[start of RECORDED DATA]

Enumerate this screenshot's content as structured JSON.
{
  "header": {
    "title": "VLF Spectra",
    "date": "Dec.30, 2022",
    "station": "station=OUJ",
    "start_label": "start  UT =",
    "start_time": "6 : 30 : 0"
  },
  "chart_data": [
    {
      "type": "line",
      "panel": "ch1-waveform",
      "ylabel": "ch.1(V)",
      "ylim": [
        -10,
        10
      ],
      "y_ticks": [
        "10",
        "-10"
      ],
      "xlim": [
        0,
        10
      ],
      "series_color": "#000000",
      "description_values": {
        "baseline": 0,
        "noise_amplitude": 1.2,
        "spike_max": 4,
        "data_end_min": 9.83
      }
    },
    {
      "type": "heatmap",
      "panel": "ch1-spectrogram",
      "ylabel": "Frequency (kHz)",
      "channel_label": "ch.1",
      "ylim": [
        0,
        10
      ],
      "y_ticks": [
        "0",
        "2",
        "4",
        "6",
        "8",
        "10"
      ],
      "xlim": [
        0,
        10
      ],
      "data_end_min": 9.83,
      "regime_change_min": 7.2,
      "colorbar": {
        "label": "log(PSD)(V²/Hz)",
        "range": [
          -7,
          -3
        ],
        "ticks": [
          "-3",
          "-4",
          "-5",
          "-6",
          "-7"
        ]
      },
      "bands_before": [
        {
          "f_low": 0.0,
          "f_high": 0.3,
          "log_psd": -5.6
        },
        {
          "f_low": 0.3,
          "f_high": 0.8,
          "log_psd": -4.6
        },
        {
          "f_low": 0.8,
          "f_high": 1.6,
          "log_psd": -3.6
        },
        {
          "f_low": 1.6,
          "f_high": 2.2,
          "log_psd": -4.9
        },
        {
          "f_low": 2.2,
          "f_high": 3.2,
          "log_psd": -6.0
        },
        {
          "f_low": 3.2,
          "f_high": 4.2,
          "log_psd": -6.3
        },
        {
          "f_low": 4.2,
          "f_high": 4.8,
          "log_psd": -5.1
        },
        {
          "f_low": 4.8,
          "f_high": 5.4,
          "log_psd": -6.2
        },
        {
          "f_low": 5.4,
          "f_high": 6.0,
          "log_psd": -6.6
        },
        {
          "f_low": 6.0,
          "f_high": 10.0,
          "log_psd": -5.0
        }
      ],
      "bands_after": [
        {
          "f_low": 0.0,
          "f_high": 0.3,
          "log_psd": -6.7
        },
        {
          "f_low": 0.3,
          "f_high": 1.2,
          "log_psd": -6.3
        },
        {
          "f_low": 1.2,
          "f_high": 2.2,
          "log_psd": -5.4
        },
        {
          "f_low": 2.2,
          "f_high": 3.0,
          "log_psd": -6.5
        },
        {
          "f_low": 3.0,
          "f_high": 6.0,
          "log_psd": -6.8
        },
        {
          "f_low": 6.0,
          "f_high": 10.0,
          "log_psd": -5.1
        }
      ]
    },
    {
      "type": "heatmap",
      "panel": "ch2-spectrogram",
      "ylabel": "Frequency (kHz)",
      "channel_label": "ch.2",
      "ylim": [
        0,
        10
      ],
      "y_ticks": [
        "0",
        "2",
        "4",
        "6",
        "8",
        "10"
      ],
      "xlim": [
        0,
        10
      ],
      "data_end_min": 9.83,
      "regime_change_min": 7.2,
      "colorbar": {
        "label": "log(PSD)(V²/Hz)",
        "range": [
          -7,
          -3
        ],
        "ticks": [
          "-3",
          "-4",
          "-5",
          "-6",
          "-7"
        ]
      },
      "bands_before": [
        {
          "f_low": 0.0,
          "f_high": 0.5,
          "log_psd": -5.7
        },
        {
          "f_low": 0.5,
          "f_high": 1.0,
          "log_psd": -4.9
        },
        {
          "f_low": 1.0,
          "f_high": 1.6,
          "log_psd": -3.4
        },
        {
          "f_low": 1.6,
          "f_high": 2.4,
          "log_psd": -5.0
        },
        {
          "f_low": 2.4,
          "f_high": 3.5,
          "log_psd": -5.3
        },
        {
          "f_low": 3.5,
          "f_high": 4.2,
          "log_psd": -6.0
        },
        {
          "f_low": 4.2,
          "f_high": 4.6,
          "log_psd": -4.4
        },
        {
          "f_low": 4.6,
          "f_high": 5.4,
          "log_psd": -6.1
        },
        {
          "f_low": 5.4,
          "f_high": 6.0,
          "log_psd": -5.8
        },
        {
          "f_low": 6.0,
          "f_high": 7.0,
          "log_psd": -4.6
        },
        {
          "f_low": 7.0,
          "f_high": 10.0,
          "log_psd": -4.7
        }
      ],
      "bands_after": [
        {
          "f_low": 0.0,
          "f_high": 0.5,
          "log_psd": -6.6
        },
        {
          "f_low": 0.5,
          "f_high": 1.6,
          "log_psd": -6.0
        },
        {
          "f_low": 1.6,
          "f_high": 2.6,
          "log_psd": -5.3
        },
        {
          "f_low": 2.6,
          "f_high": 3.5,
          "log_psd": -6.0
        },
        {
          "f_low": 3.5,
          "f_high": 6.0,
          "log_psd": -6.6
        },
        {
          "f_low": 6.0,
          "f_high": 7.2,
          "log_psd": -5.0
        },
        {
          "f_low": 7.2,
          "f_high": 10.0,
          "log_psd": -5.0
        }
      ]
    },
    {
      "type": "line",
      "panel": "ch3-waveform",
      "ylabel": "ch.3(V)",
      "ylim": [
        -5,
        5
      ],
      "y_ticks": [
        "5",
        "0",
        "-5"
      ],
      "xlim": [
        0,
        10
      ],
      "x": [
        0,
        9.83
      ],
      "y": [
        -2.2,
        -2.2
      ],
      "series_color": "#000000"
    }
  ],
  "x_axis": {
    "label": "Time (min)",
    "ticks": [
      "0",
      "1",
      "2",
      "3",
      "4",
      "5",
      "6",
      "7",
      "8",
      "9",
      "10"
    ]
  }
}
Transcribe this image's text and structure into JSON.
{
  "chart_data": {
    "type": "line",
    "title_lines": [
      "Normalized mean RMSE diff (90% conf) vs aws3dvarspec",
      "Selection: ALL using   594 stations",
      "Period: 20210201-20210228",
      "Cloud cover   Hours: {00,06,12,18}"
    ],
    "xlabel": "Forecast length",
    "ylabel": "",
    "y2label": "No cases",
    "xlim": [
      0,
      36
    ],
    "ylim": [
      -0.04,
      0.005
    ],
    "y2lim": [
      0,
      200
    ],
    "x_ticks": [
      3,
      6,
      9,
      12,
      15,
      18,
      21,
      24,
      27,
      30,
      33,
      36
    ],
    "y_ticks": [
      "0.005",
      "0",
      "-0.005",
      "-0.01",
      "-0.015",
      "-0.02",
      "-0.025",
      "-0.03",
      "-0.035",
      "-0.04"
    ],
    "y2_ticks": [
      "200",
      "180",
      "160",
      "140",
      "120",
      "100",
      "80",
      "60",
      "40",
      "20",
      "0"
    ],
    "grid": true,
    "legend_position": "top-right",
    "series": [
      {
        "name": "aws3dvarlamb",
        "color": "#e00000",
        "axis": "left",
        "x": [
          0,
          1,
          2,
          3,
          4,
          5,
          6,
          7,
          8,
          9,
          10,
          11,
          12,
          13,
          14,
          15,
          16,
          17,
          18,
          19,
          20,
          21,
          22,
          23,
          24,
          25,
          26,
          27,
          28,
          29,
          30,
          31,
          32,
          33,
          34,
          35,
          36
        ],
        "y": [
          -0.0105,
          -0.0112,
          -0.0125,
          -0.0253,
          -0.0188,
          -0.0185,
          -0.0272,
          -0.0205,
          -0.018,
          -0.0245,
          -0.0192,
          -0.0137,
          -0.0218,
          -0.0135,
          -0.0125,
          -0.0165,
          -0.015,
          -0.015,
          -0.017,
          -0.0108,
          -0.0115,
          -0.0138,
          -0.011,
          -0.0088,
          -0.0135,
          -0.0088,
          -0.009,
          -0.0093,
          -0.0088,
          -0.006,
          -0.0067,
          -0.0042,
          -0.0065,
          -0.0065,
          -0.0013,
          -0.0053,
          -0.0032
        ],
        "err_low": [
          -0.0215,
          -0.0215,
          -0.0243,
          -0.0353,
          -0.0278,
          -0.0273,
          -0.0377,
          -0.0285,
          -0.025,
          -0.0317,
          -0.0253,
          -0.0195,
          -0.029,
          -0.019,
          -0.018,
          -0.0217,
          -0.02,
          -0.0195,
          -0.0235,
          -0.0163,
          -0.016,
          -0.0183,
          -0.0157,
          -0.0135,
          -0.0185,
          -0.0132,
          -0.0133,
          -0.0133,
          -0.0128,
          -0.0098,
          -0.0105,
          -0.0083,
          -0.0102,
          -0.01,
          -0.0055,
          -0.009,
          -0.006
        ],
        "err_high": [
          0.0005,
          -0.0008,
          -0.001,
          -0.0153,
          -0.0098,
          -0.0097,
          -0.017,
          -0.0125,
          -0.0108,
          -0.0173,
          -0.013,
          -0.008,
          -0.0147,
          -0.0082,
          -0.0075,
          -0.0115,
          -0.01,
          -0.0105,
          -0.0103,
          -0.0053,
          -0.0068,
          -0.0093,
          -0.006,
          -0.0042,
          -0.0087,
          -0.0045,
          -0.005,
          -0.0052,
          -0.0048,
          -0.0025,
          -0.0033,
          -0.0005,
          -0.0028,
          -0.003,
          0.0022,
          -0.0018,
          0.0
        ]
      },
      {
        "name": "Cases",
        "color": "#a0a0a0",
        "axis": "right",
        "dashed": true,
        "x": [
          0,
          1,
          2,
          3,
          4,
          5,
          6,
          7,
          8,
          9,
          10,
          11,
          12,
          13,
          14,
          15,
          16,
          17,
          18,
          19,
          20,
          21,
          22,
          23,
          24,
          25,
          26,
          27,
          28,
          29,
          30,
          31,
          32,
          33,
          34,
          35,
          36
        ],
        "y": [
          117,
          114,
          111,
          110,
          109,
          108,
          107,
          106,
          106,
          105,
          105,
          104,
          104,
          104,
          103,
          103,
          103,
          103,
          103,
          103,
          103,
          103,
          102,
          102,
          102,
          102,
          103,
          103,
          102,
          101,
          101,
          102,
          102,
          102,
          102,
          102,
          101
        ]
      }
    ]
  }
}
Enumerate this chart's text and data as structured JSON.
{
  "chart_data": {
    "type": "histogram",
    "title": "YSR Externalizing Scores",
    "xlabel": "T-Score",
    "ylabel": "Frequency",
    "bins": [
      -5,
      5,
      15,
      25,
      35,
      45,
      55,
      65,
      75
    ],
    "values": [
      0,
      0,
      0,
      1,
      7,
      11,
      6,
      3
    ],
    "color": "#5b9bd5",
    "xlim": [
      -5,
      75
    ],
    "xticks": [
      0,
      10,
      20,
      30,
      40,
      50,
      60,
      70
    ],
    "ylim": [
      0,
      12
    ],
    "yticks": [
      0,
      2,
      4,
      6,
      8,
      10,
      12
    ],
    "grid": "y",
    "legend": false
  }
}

[end of RECORDED DATA]

- **TASK PROMPT**
Wherever the string "JSON" appears in the entries above, list that line.

- **RESULT OF THE TASK**
Enumerate this screenshot's content as structured JSON.
Transcribe this image's text and structure into JSON.
Enumerate this chart's text and data as structured JSON.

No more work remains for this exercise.